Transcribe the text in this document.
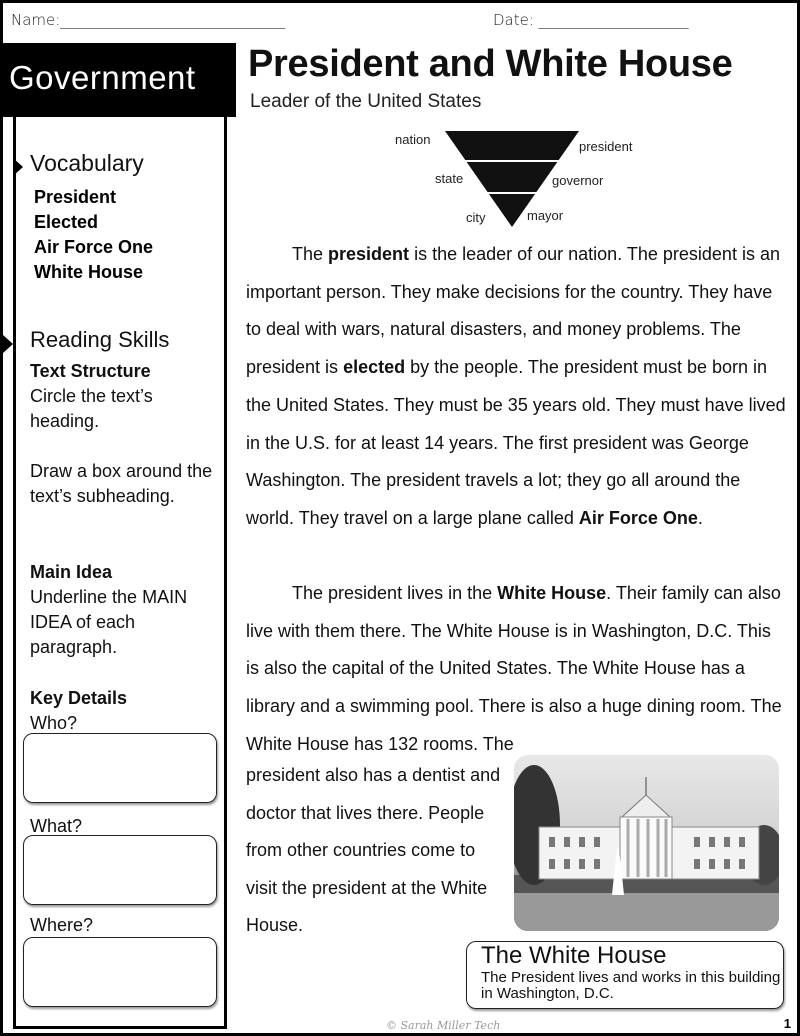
Name:______________________________	Date: ____________________
Government
Vocabulary
President
Elected
Air Force One
White House
Reading Skills
Text Structure
Circle the text’s heading.
Draw a box around the text’s subheading.
Main Idea
Underline the MAIN IDEA of each paragraph.
Key Details
Who?
What?
Where?
President and White House
Leader of the United States
nation
state
city
president
governor
mayor
The president is the leader of our nation. The president is an important person. They make decisions for the country. They have to deal with wars, natural disasters, and money problems. The president is elected by the people. The president must be born in the United States. They must be 35 years old. They must have lived in the U.S. for at least 14 years. The first president was George Washington. The president travels a lot; they go all around the world. They travel on a large plane called Air Force One.
The president lives in the White House. Their family can also live with them there. The White House is in Washington, D.C. This is also the capital of the United States. The White House has a library and a swimming pool. There is also a huge dining room. The White House has 132 rooms. The
president also has a dentist and doctor that lives there. People from other countries come to visit the president at the White House.
The White House
The President lives and works in this building in Washington, D.C.
© Sarah Miller Tech	1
┄┄┄┄┄┄
PROBLEM TO WORK ON: Set the listing down in full and exactly. Pictures within it should not appear in the copy.

RESULT OF THIS EXERCISE:
Transcribe the text in this document.
Name:______________________________	Date: ____________________
Government
Vocabulary
President
Elected
Air Force One
White House
Reading Skills
Text Structure
Circle the text’s heading.
Draw a box around the text’s subheading.
Main Idea
Underline the MAIN IDEA of each paragraph.
Key Details
Who?
What?
Where?
President and White House
Leader of the United States
nation
state
city
president
governor
mayor
The president is the leader of our nation. The president is an important person. They make decisions for the country. They have to deal with wars, natural disasters, and money problems. The president is elected by the people. The president must be born in the United States. They must be 35 years old. They must have lived in the U.S. for at least 14 years. The first president was George Washington. The president travels a lot; they go all around the world. They travel on a large plane called Air Force One.
The president lives in the White House. Their family can also live with them there. The White House is in Washington, D.C. This is also the capital of the United States. The White House has a library and a swimming pool. There is also a huge dining room. The White House has 132 rooms. The
president also has a dentist and doctor that lives there. People from other countries come to visit the president at the White House.
The White House
The President lives and works in this building in Washington, D.C.
© Sarah Miller Tech	1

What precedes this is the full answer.